▶ WHAT THE EXERCISE ASKS: Below are some records. Pull every line that contains the word "ενέργειας".

(Saved entries)
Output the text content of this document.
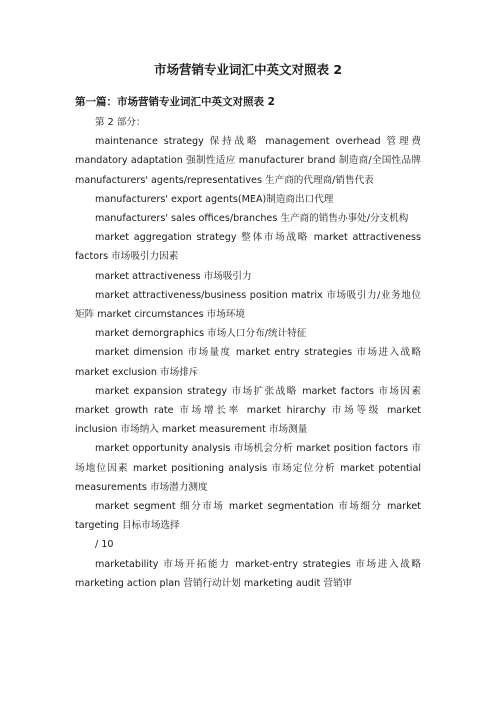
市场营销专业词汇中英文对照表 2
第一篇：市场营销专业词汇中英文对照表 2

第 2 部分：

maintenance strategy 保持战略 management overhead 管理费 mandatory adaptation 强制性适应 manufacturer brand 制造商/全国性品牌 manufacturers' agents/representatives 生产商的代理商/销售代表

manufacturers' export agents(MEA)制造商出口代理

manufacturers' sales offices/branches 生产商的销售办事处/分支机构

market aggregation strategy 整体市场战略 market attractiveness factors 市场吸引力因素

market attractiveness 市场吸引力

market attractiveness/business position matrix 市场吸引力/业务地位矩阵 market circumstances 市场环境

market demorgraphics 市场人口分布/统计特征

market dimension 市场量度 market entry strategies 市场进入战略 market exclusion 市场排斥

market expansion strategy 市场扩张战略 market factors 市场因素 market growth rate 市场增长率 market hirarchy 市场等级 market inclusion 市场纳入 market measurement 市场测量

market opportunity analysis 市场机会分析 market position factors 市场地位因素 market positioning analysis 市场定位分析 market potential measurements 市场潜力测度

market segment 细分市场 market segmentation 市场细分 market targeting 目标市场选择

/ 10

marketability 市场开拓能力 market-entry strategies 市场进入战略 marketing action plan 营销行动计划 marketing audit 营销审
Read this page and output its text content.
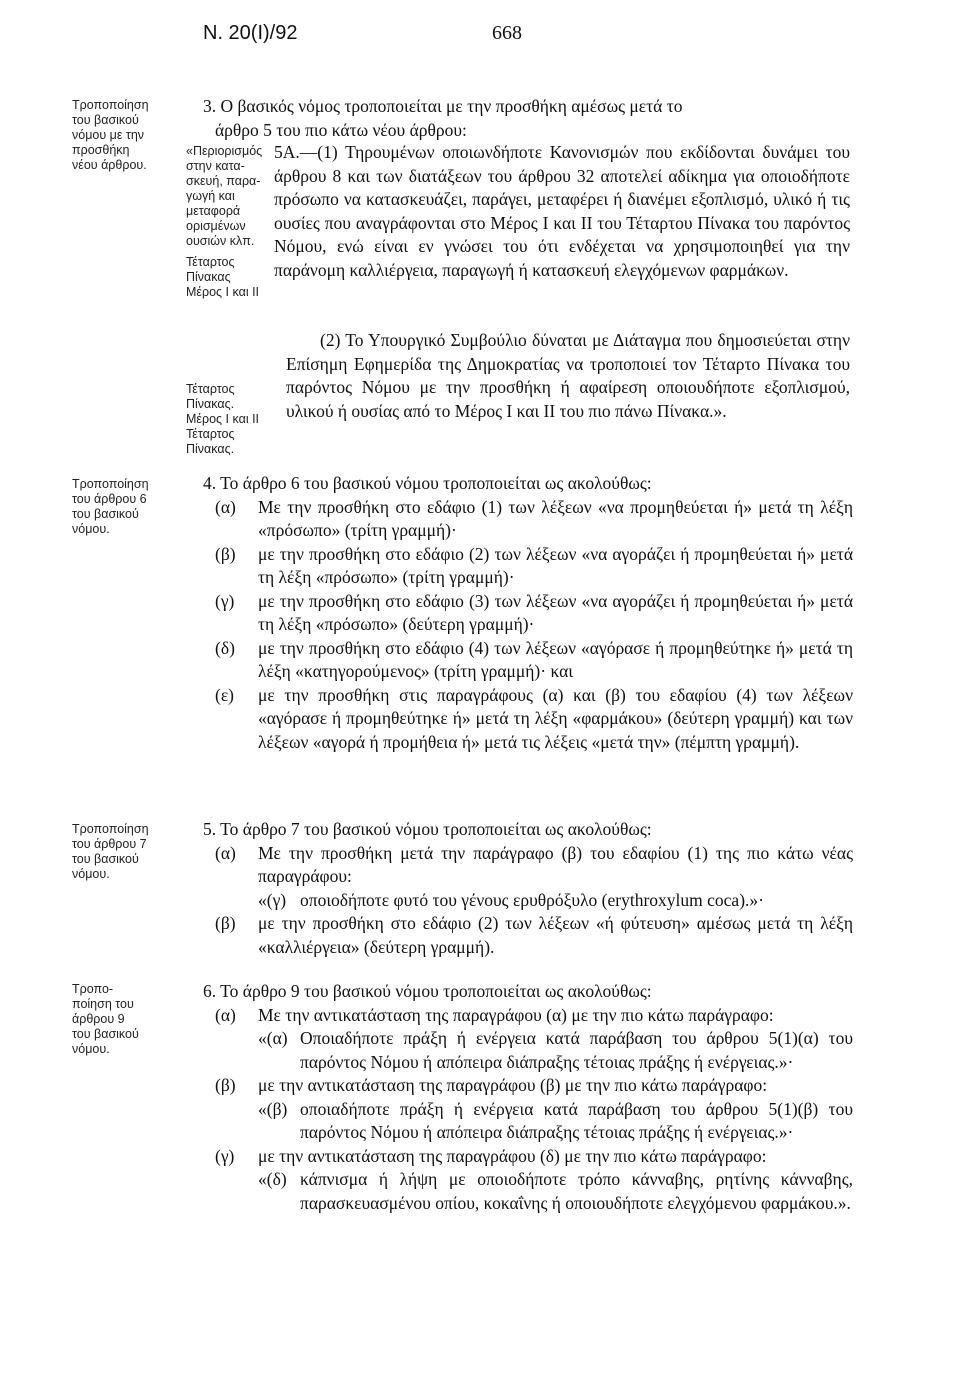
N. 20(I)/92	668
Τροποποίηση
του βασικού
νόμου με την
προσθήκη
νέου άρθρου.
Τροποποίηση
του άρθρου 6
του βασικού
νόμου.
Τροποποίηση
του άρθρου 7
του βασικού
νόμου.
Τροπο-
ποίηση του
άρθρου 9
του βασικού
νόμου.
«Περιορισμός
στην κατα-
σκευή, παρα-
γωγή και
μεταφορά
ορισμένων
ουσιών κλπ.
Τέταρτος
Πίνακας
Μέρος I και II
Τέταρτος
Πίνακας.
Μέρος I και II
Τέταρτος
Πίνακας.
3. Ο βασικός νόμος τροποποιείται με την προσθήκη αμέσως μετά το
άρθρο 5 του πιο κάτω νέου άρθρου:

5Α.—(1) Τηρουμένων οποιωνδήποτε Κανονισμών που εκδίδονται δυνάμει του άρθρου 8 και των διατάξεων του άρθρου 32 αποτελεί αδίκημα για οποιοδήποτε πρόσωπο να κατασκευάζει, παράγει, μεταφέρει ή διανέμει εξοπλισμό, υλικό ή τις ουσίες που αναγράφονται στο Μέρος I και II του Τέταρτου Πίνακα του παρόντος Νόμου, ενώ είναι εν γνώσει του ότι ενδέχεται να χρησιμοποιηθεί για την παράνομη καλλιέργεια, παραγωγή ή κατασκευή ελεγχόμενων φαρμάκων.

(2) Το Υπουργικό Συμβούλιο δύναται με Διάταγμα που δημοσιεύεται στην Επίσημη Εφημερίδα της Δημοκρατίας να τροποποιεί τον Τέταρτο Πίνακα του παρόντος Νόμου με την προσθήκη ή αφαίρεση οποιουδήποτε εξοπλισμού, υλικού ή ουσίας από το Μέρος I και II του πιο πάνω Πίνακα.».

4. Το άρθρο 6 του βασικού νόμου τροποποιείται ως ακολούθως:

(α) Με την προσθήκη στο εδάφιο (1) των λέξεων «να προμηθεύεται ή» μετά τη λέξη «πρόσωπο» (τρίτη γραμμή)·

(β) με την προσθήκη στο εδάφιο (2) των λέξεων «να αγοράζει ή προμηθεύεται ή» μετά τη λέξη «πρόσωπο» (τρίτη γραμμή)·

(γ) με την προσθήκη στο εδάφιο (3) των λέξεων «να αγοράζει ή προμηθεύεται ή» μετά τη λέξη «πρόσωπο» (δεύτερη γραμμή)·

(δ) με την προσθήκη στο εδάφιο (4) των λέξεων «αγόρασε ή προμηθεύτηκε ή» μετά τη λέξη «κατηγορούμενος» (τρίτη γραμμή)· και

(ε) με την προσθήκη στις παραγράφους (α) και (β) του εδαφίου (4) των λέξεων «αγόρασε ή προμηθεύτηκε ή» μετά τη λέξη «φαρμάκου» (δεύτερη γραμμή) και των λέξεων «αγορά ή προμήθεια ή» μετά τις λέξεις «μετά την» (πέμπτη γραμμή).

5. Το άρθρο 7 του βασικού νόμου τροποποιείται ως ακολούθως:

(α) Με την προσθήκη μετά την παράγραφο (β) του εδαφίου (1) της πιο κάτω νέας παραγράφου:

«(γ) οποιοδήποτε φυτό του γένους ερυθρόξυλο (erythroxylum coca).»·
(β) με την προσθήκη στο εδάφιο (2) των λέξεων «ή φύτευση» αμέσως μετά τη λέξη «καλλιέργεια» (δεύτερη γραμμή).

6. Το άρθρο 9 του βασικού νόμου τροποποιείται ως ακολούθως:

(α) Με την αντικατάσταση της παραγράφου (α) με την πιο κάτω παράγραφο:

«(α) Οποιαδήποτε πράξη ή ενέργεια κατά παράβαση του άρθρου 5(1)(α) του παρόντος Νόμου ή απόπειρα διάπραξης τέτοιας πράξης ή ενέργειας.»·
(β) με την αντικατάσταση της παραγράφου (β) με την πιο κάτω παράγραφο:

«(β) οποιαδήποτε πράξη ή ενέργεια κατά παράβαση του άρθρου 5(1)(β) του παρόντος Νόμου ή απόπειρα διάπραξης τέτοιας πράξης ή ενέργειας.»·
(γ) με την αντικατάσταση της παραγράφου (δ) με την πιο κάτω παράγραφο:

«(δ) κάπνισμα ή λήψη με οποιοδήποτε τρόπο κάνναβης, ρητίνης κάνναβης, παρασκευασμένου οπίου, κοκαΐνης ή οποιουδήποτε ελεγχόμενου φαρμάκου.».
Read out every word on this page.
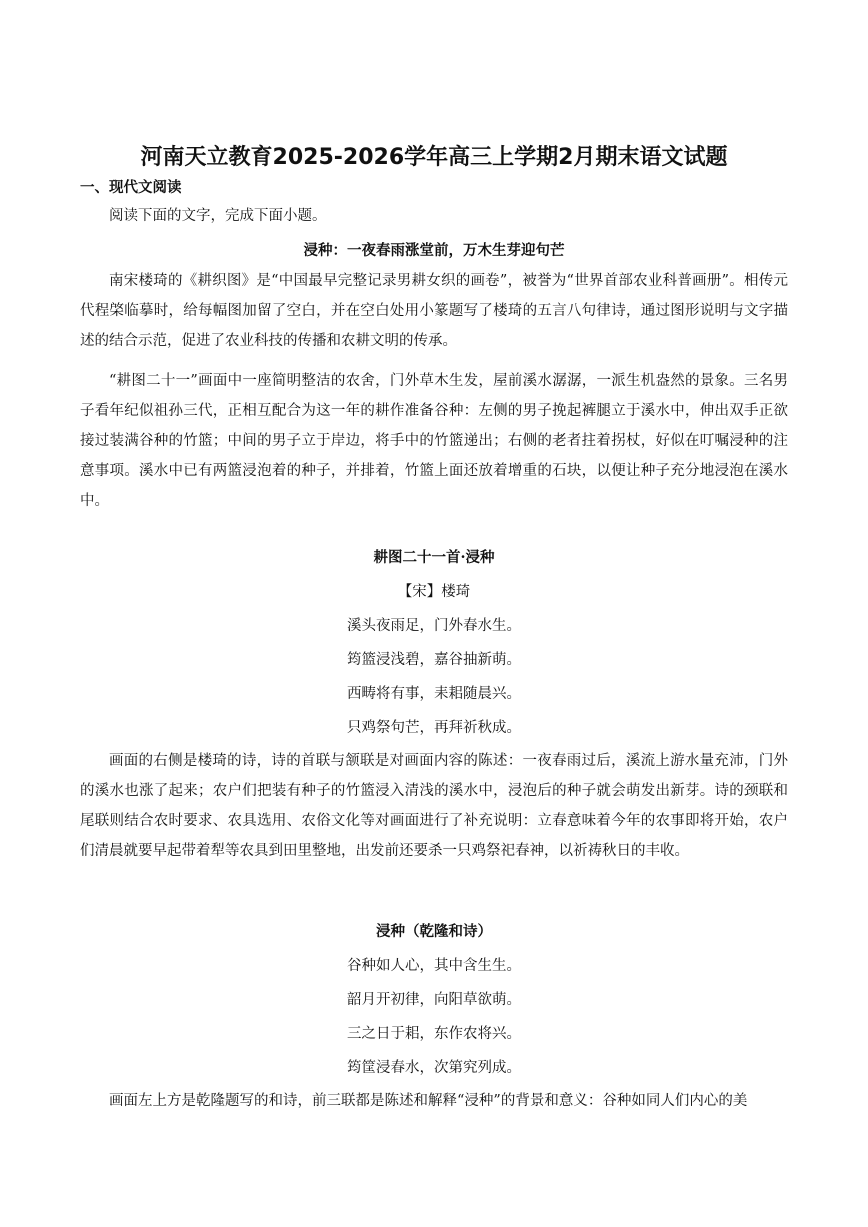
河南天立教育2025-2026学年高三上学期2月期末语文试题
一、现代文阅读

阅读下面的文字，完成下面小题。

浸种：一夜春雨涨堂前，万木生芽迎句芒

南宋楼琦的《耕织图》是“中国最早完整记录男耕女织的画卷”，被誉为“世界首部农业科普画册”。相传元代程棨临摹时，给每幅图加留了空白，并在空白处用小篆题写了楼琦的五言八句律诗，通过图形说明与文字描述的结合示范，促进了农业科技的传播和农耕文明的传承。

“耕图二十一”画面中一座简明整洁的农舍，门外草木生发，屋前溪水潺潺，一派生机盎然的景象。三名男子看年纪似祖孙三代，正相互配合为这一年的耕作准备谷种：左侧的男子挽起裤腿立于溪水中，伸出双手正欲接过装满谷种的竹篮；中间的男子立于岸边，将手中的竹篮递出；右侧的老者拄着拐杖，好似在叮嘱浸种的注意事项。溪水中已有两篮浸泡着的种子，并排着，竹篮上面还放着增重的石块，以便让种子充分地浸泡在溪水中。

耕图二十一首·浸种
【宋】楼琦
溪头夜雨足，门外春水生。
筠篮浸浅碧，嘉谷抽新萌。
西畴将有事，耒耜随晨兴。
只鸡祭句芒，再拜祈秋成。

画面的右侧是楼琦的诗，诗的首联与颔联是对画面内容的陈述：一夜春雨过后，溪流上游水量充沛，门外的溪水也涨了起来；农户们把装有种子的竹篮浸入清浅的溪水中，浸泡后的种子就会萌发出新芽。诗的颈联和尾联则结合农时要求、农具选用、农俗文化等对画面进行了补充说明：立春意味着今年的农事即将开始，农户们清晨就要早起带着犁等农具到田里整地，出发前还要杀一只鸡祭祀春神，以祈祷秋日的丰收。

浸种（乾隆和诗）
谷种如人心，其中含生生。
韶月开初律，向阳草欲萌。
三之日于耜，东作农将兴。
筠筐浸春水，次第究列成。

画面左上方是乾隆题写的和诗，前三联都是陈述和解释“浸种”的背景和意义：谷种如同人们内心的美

▶ SOLUTION FOR THIS PROBLEM:
«(α) Οποιαδήποτε πράξη ή ενέργεια κατά παράβαση του άρθρου 5(1)(α) του παρόντος Νόμου ή απόπειρα διάπραξης τέτοιας πράξης ή ενέργειας.»·
«(β) οποιαδήποτε πράξη ή ενέργεια κατά παράβαση του άρθρου 5(1)(β) του παρόντος Νόμου ή απόπειρα διάπραξης τέτοιας πράξης ή ενέργειας.»·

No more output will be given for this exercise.